**EXERCISE TASK:**
Take each line containing the word "painting" and copy it.
## BEGIN EXERCISE INPUT
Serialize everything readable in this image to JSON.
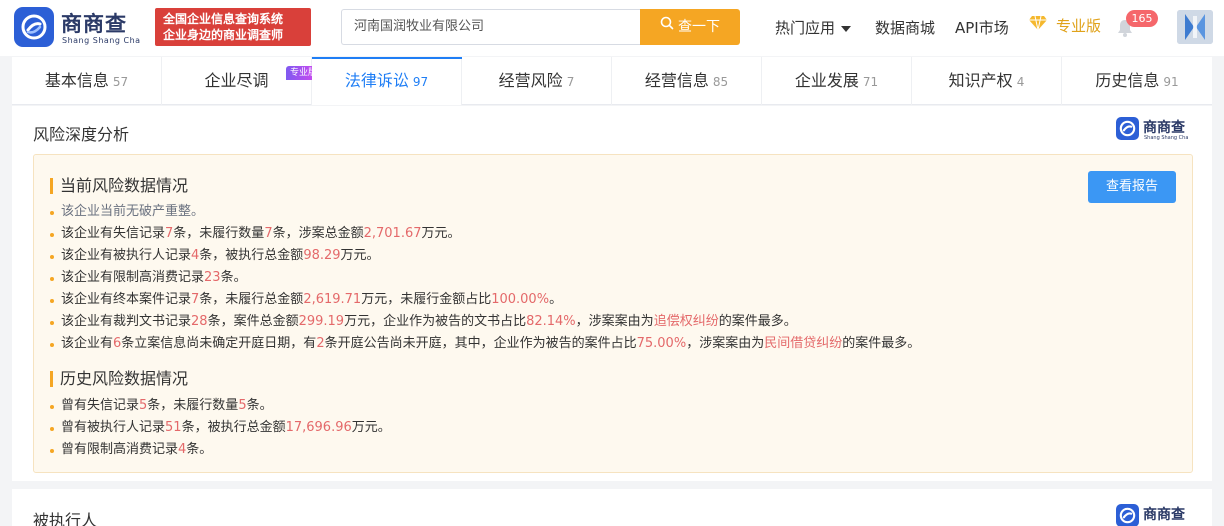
{
  "header": {
    "logo_cn": "商商查",
    "logo_pinyin": "Shang Shang Cha",
    "slogan_line1": "全国企业信息查询系统",
    "slogan_line2": "企业身边的商业调查师",
    "search_value": "河南国润牧业有限公司",
    "search_button": "查一下",
    "nav_hot_apps": "热门应用",
    "nav_data_mall": "数据商城",
    "nav_api_market": "API市场",
    "pro_label": "专业版",
    "notification_count": "165",
    "icons": {
      "logo": "logo-icon",
      "search": "search-icon",
      "dropdown": "chevron-down-icon",
      "pro": "diamond-icon",
      "bell": "bell-icon",
      "avatar": "avatar"
    },
    "colors": {
      "brand_blue": "#2c5fd6",
      "slogan_red": "#d9403a",
      "search_orange": "#f5a623",
      "pro_gold": "#e0a21a"
    }
  },
  "tabs": [
    {
      "label": "基本信息",
      "count": "57"
    },
    {
      "label": "企业尽调",
      "count": "",
      "tag": "专业版"
    },
    {
      "label": "法律诉讼",
      "count": "97",
      "active": true
    },
    {
      "label": "经营风险",
      "count": "7"
    },
    {
      "label": "经营信息",
      "count": "85"
    },
    {
      "label": "企业发展",
      "count": "71"
    },
    {
      "label": "知识产权",
      "count": "4"
    },
    {
      "label": "历史信息",
      "count": "91"
    }
  ],
  "risk_analysis": {
    "title": "风险深度分析",
    "report_button": "查看报告",
    "current": {
      "title": "当前风险数据情况",
      "items": [
        {
          "parts": [
            {
              "t": "该企业当前无破产重整。"
            }
          ],
          "muted": true
        },
        {
          "parts": [
            {
              "t": "该企业有失信记录"
            },
            {
              "t": "7",
              "h": true
            },
            {
              "t": "条，未履行数量"
            },
            {
              "t": "7",
              "h": true
            },
            {
              "t": "条，涉案总金额"
            },
            {
              "t": "2,701.67",
              "h": true
            },
            {
              "t": "万元。"
            }
          ]
        },
        {
          "parts": [
            {
              "t": "该企业有被执行人记录"
            },
            {
              "t": "4",
              "h": true
            },
            {
              "t": "条，被执行总金额"
            },
            {
              "t": "98.29",
              "h": true
            },
            {
              "t": "万元。"
            }
          ]
        },
        {
          "parts": [
            {
              "t": "该企业有限制高消费记录"
            },
            {
              "t": "23",
              "h": true
            },
            {
              "t": "条。"
            }
          ]
        },
        {
          "parts": [
            {
              "t": "该企业有终本案件记录"
            },
            {
              "t": "7",
              "h": true
            },
            {
              "t": "条，未履行总金额"
            },
            {
              "t": "2,619.71",
              "h": true
            },
            {
              "t": "万元，未履行金额占比"
            },
            {
              "t": "100.00%",
              "h": true
            },
            {
              "t": "。"
            }
          ]
        },
        {
          "parts": [
            {
              "t": "该企业有裁判文书记录"
            },
            {
              "t": "28",
              "h": true
            },
            {
              "t": "条，案件总金额"
            },
            {
              "t": "299.19",
              "h": true
            },
            {
              "t": "万元，企业作为被告的文书占比"
            },
            {
              "t": "82.14%",
              "h": true
            },
            {
              "t": "，涉案案由为"
            },
            {
              "t": "追偿权纠纷",
              "h": true
            },
            {
              "t": "的案件最多。"
            }
          ]
        },
        {
          "parts": [
            {
              "t": "该企业有"
            },
            {
              "t": "6",
              "h": true
            },
            {
              "t": "条立案信息尚未确定开庭日期，有"
            },
            {
              "t": "2",
              "h": true
            },
            {
              "t": "条开庭公告尚未开庭，其中，企业作为被告的案件占比"
            },
            {
              "t": "75.00%",
              "h": true
            },
            {
              "t": "，涉案案由为"
            },
            {
              "t": "民间借贷纠纷",
              "h": true
            },
            {
              "t": "的案件最多。"
            }
          ]
        }
      ]
    },
    "history": {
      "title": "历史风险数据情况",
      "items": [
        {
          "parts": [
            {
              "t": "曾有失信记录"
            },
            {
              "t": "5",
              "h": true
            },
            {
              "t": "条，未履行数量"
            },
            {
              "t": "5",
              "h": true
            },
            {
              "t": "条。"
            }
          ]
        },
        {
          "parts": [
            {
              "t": "曾有被执行人记录"
            },
            {
              "t": "51",
              "h": true
            },
            {
              "t": "条，被执行总金额"
            },
            {
              "t": "17,696.96",
              "h": true
            },
            {
              "t": "万元。"
            }
          ]
        },
        {
          "parts": [
            {
              "t": "曾有限制高消费记录"
            },
            {
              "t": "4",
              "h": true
            },
            {
              "t": "条。"
            }
          ]
        }
      ]
    },
    "colors": {
      "highlight": "#e4696a",
      "box_bg": "#fef9ef",
      "active_tab": "#1f7ef5"
    }
  },
  "executed_section": {
    "title": "被执行人"
  }
}
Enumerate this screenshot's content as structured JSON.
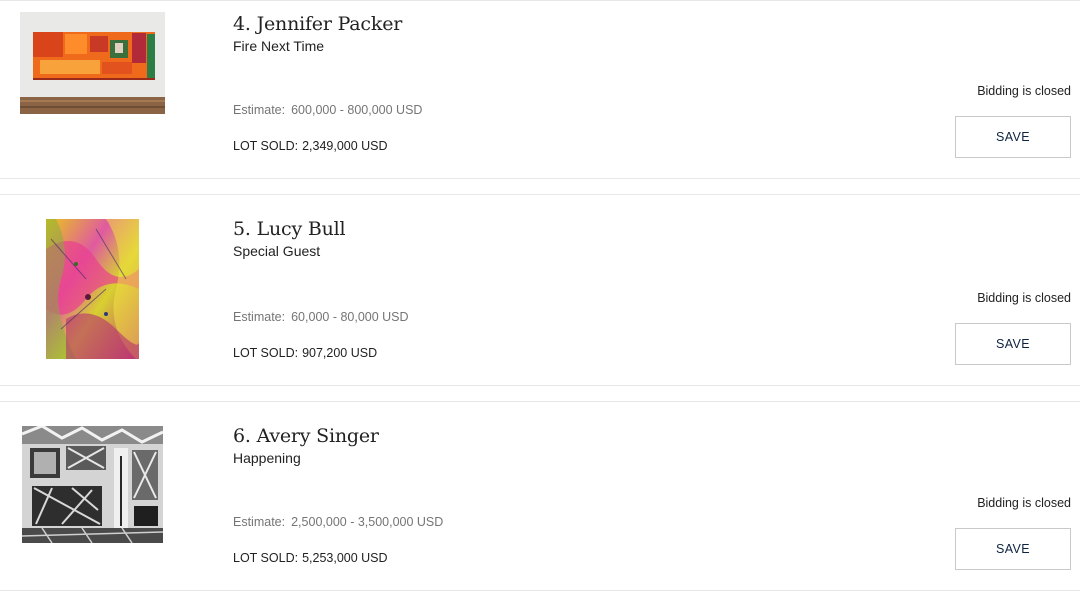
{
  "lots": [
    {
      "title": "4. Jennifer Packer",
      "subtitle": "Fire Next Time",
      "estimate_label": "Estimate:",
      "estimate_value": "600,000 - 800,000 USD",
      "sold_label": "LOT SOLD:",
      "sold_value": "2,349,000 USD",
      "status": "Bidding is closed",
      "save_label": "SAVE",
      "image_icon": "painting-thumbnail-orange-abstract"
    },
    {
      "title": "5. Lucy Bull",
      "subtitle": "Special Guest",
      "estimate_label": "Estimate:",
      "estimate_value": "60,000 - 80,000 USD",
      "sold_label": "LOT SOLD:",
      "sold_value": "907,200 USD",
      "status": "Bidding is closed",
      "save_label": "SAVE",
      "image_icon": "painting-thumbnail-multicolor-abstract"
    },
    {
      "title": "6. Avery Singer",
      "subtitle": "Happening",
      "estimate_label": "Estimate:",
      "estimate_value": "2,500,000 - 3,500,000 USD",
      "sold_label": "LOT SOLD:",
      "sold_value": "5,253,000 USD",
      "status": "Bidding is closed",
      "save_label": "SAVE",
      "image_icon": "painting-thumbnail-grayscale-figurative"
    }
  ],
  "colors": {
    "accent_text": "#0d2340",
    "muted_text": "#757575",
    "divider": "#e8e8e8"
  }
}
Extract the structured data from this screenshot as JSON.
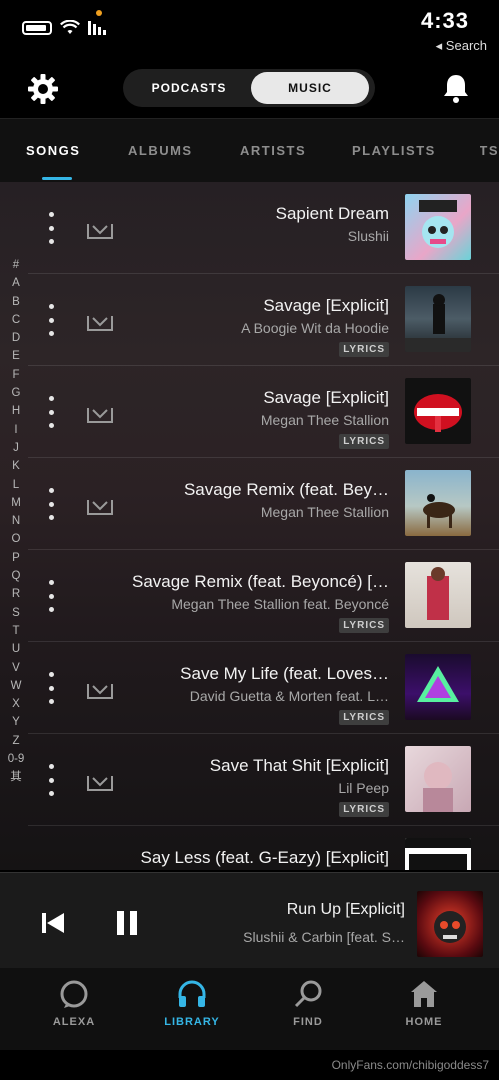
{
  "status_bar": {
    "time": "4:33",
    "back_label": "◂ Search"
  },
  "top_nav": {
    "toggle_music": "MUSIC",
    "toggle_podcasts": "PODCASTS"
  },
  "tabs": {
    "items": [
      {
        "label": "SONGS"
      },
      {
        "label": "ALBUMS"
      },
      {
        "label": "ARTISTS"
      },
      {
        "label": "PLAYLISTS"
      },
      {
        "label": "PODCASTS"
      }
    ]
  },
  "alpha_index": [
    "#",
    "A",
    "B",
    "C",
    "D",
    "E",
    "F",
    "G",
    "H",
    "I",
    "J",
    "K",
    "L",
    "M",
    "N",
    "O",
    "P",
    "Q",
    "R",
    "S",
    "T",
    "U",
    "V",
    "W",
    "X",
    "Y",
    "Z",
    "0-9",
    "其"
  ],
  "songs": [
    {
      "title": "Sapient Dream",
      "artist": "Slushii",
      "lyrics": ""
    },
    {
      "title": "Savage [Explicit]",
      "artist": "A Boogie Wit da Hoodie",
      "lyrics": "LYRICS"
    },
    {
      "title": "Savage [Explicit]",
      "artist": "Megan Thee Stallion",
      "lyrics": "LYRICS"
    },
    {
      "title": "Savage Remix (feat. Bey…",
      "artist": "Megan Thee Stallion",
      "lyrics": ""
    },
    {
      "title": "Savage Remix (feat. Beyoncé) […",
      "artist": "Megan Thee Stallion feat. Beyoncé",
      "lyrics": "LYRICS"
    },
    {
      "title": "Save My Life (feat. Loves…",
      "artist": "David Guetta & Morten feat. L…",
      "lyrics": "LYRICS"
    },
    {
      "title": "Save That Shit [Explicit]",
      "artist": "Lil Peep",
      "lyrics": "LYRICS"
    },
    {
      "title": "Say Less (feat. G-Eazy) [Explicit]",
      "artist": "",
      "lyrics": ""
    }
  ],
  "now_playing": {
    "title": "Run Up [Explicit]",
    "artist": "Slushii & Carbin [feat. S…"
  },
  "bottom_nav": {
    "alexa": "ALEXA",
    "library": "LIBRARY",
    "find": "FIND",
    "home": "HOME"
  },
  "watermark": "OnlyFans.com/chibigoddess7",
  "colors": {
    "accent": "#35b6e6",
    "background": "#000000"
  }
}
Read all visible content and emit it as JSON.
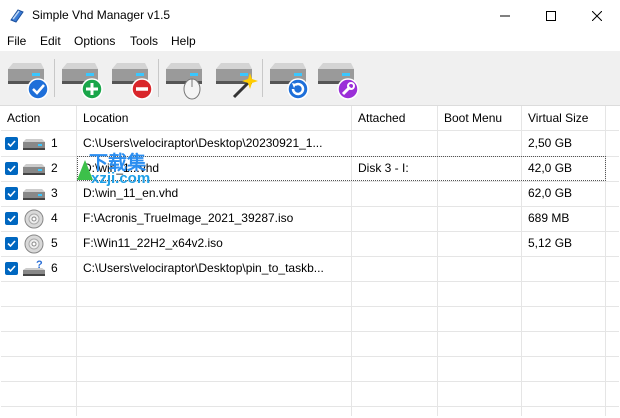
{
  "window": {
    "title": "Simple Vhd Manager v1.5"
  },
  "menu": [
    "File",
    "Edit",
    "Options",
    "Tools",
    "Help"
  ],
  "toolbar": {
    "buttons": [
      {
        "name": "check-disk-button",
        "icon": "disk-check-icon"
      },
      {
        "name": "add-disk-button",
        "icon": "disk-add-icon"
      },
      {
        "name": "remove-disk-button",
        "icon": "disk-remove-icon"
      },
      {
        "name": "mount-disk-button",
        "icon": "disk-mount-icon"
      },
      {
        "name": "create-disk-button",
        "icon": "disk-new-icon"
      },
      {
        "name": "refresh-button",
        "icon": "disk-refresh-icon"
      },
      {
        "name": "tools-button",
        "icon": "disk-tools-icon"
      }
    ]
  },
  "columns": [
    "Action",
    "Location",
    "Attached",
    "Boot Menu",
    "Virtual Size"
  ],
  "rows": [
    {
      "num": "1",
      "icon": "disk",
      "location": "C:\\Users\\velociraptor\\Desktop\\20230921_1...",
      "attached": "",
      "boot": "",
      "size": "2,50 GB"
    },
    {
      "num": "2",
      "icon": "disk",
      "location": "D:\\win_1...vhd",
      "attached": "Disk 3  -  I:",
      "boot": "",
      "size": "42,0 GB"
    },
    {
      "num": "3",
      "icon": "disk",
      "location": "D:\\win_11_en.vhd",
      "attached": "",
      "boot": "",
      "size": "62,0 GB"
    },
    {
      "num": "4",
      "icon": "cd",
      "location": "F:\\Acronis_TrueImage_2021_39287.iso",
      "attached": "",
      "boot": "",
      "size": "689 MB"
    },
    {
      "num": "5",
      "icon": "cd",
      "location": "F:\\Win11_22H2_x64v2.iso",
      "attached": "",
      "boot": "",
      "size": "5,12 GB"
    },
    {
      "num": "6",
      "icon": "disk-unknown",
      "location": "C:\\Users\\velociraptor\\Desktop\\pin_to_taskb...",
      "attached": "",
      "boot": "",
      "size": ""
    }
  ],
  "watermark": {
    "line1": "下载集",
    "line2": "xzji.com"
  },
  "colors": {
    "accent": "#0067c0",
    "toolbar_bg": "#f0f0f0",
    "grid": "#e5e5e5"
  }
}
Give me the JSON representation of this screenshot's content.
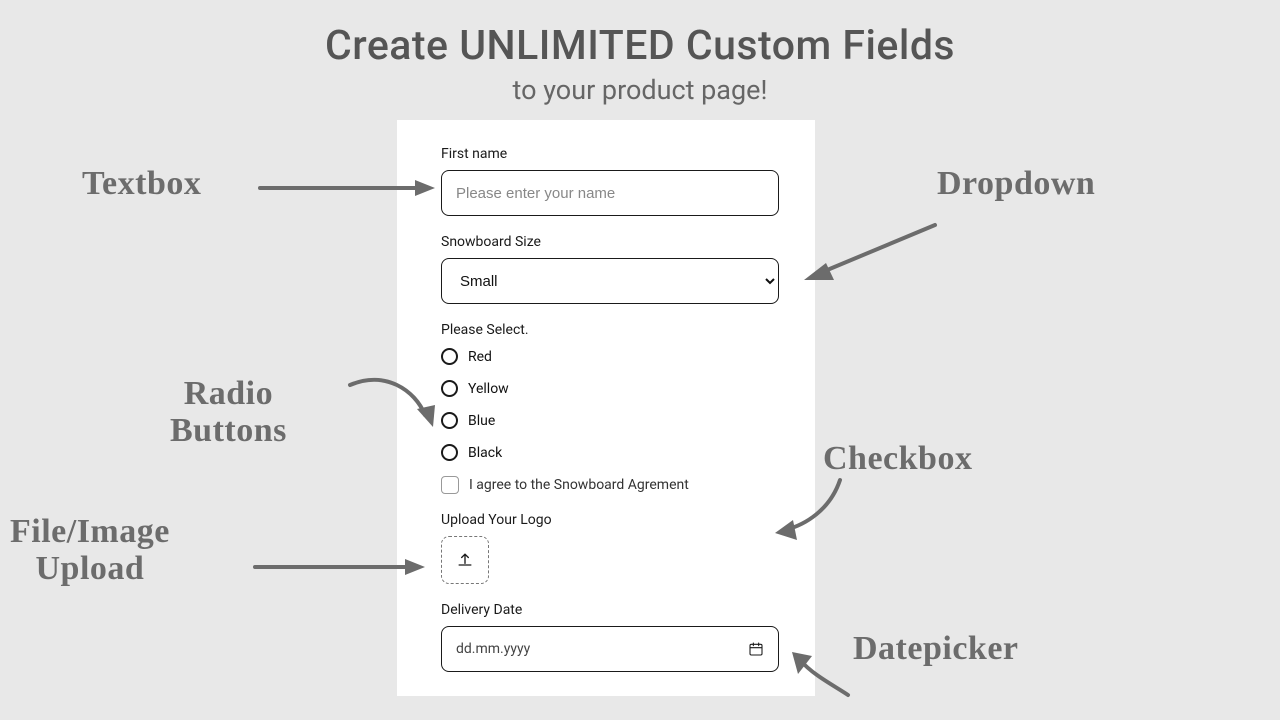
{
  "heading": {
    "title": "Create UNLIMITED Custom Fields",
    "subtitle": "to your product page!"
  },
  "form": {
    "first_name": {
      "label": "First name",
      "placeholder": "Please enter your name"
    },
    "size": {
      "label": "Snowboard Size",
      "selected": "Small"
    },
    "color": {
      "label": "Please Select.",
      "options": {
        "0": "Red",
        "1": "Yellow",
        "2": "Blue",
        "3": "Black"
      }
    },
    "agree": {
      "label": "I agree to the Snowboard Agrement"
    },
    "upload": {
      "label": "Upload Your Logo"
    },
    "date": {
      "label": "Delivery Date",
      "placeholder": "dd.mm.yyyy"
    }
  },
  "annotations": {
    "textbox": "Textbox",
    "dropdown": "Dropdown",
    "radio_line1": "Radio",
    "radio_line2": "Buttons",
    "checkbox": "Checkbox",
    "upload_line1": "File/Image",
    "upload_line2": "Upload",
    "date": "Datepicker"
  }
}
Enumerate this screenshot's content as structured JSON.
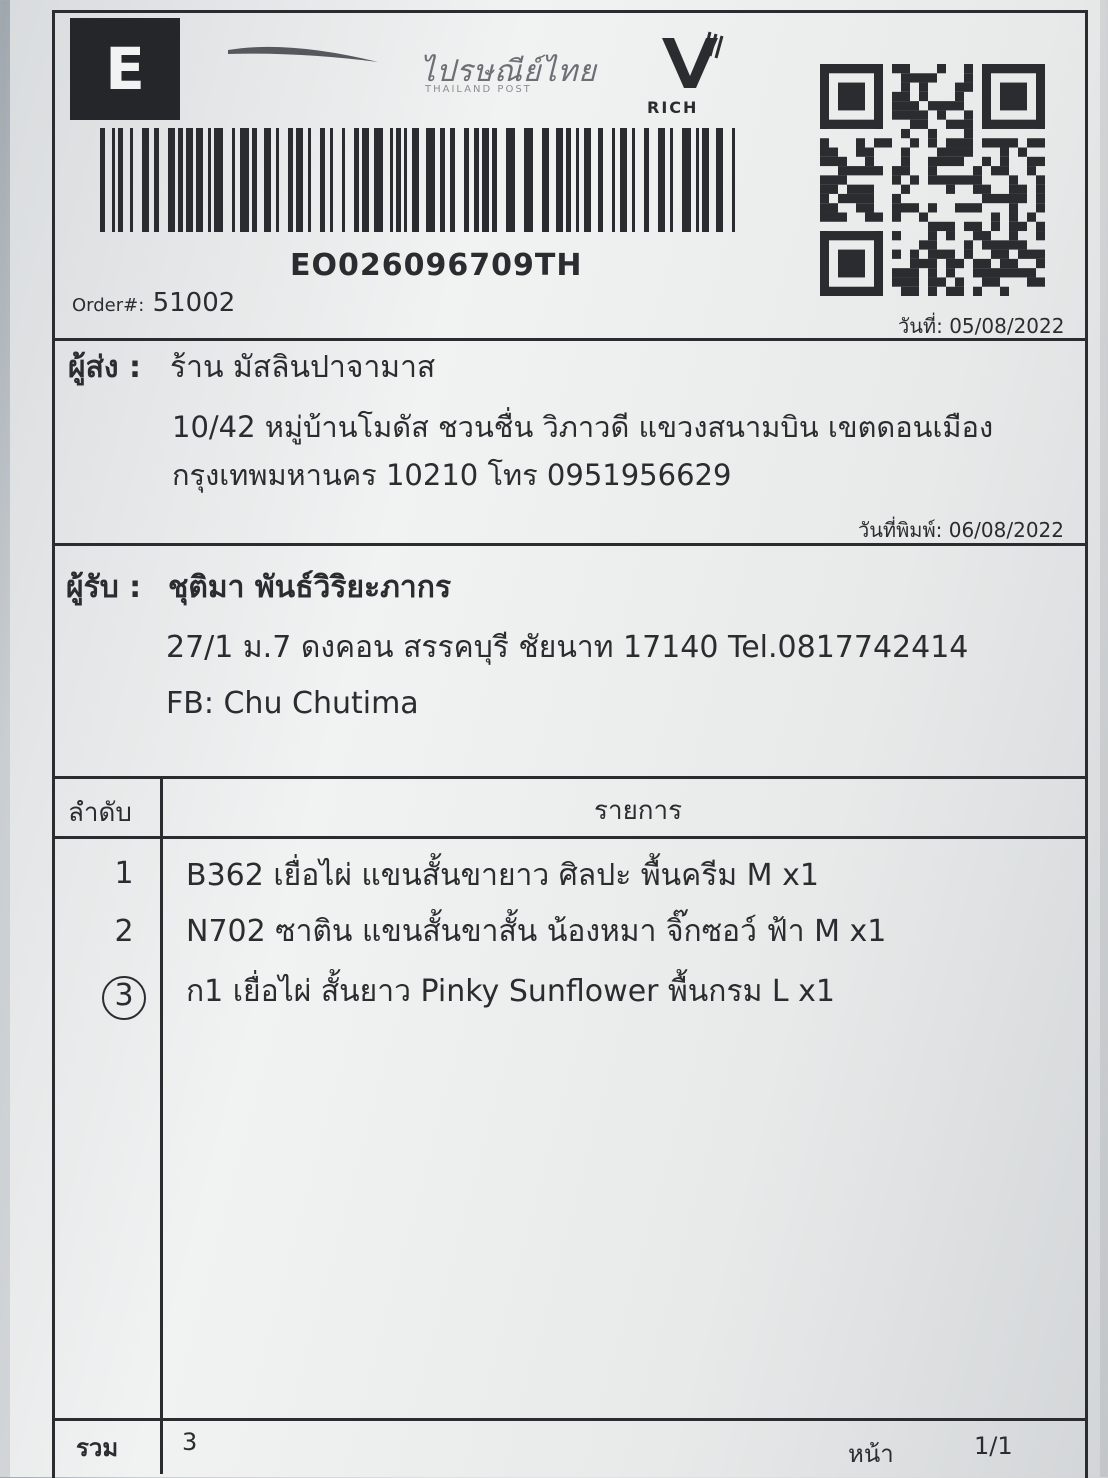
## END EXERCISE INPUT
**RESULT OF THIS EXERCISE:**
      "image_icon": "painting-thumbnail-orange-abstract"
      "image_icon": "painting-thumbnail-multicolor-abstract"
      "image_icon": "painting-thumbnail-grayscale-figurative"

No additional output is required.